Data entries
--- begin ---

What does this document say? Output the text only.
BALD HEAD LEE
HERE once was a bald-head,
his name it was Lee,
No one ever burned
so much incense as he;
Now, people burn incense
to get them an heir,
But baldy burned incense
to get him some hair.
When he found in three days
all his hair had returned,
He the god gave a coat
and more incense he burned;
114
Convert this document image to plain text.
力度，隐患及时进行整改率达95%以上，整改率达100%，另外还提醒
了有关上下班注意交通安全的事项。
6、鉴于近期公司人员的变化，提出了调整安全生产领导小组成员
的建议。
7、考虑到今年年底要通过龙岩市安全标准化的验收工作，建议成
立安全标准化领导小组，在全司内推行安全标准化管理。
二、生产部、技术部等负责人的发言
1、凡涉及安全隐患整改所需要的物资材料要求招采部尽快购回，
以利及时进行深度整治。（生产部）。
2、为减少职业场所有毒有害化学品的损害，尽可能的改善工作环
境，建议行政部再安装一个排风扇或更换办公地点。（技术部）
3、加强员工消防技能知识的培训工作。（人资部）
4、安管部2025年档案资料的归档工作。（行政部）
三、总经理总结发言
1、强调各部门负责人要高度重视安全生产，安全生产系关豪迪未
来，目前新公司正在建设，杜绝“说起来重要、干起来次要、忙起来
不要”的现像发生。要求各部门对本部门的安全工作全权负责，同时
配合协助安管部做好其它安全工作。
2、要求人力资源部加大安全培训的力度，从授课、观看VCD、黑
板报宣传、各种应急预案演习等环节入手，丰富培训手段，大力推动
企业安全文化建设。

--- end ---

Transcribe each entry exactly.

§ **RESULT OF THIS EXERCISE**:
What does this document say? Output the text only.
BALD HEAD LEE
HERE once was a bald-head,
his name it was Lee,
No one ever burned
so much incense as he;
Now, people burn incense
to get them an heir,
But baldy burned incense
to get him some hair.
When he found in three days
all his hair had returned,
He the god gave a coat
and more incense he burned;
114
Convert this document image to plain text.
力度，隐患及时进行整改率达95%以上，整改率达100%，另外还提醒
了有关上下班注意交通安全的事项。
6、鉴于近期公司人员的变化，提出了调整安全生产领导小组成员
的建议。
7、考虑到今年年底要通过龙岩市安全标准化的验收工作，建议成
立安全标准化领导小组，在全司内推行安全标准化管理。
二、生产部、技术部等负责人的发言
1、凡涉及安全隐患整改所需要的物资材料要求招采部尽快购回，
以利及时进行深度整治。（生产部）。
2、为减少职业场所有毒有害化学品的损害，尽可能的改善工作环
境，建议行政部再安装一个排风扇或更换办公地点。（技术部）
3、加强员工消防技能知识的培训工作。（人资部）
4、安管部2025年档案资料的归档工作。（行政部）
三、总经理总结发言
1、强调各部门负责人要高度重视安全生产，安全生产系关豪迪未
来，目前新公司正在建设，杜绝“说起来重要、干起来次要、忙起来
不要”的现像发生。要求各部门对本部门的安全工作全权负责，同时
配合协助安管部做好其它安全工作。
2、要求人力资源部加大安全培训的力度，从授课、观看VCD、黑
板报宣传、各种应急预案演习等环节入手，丰富培训手段，大力推动
企业安全文化建设。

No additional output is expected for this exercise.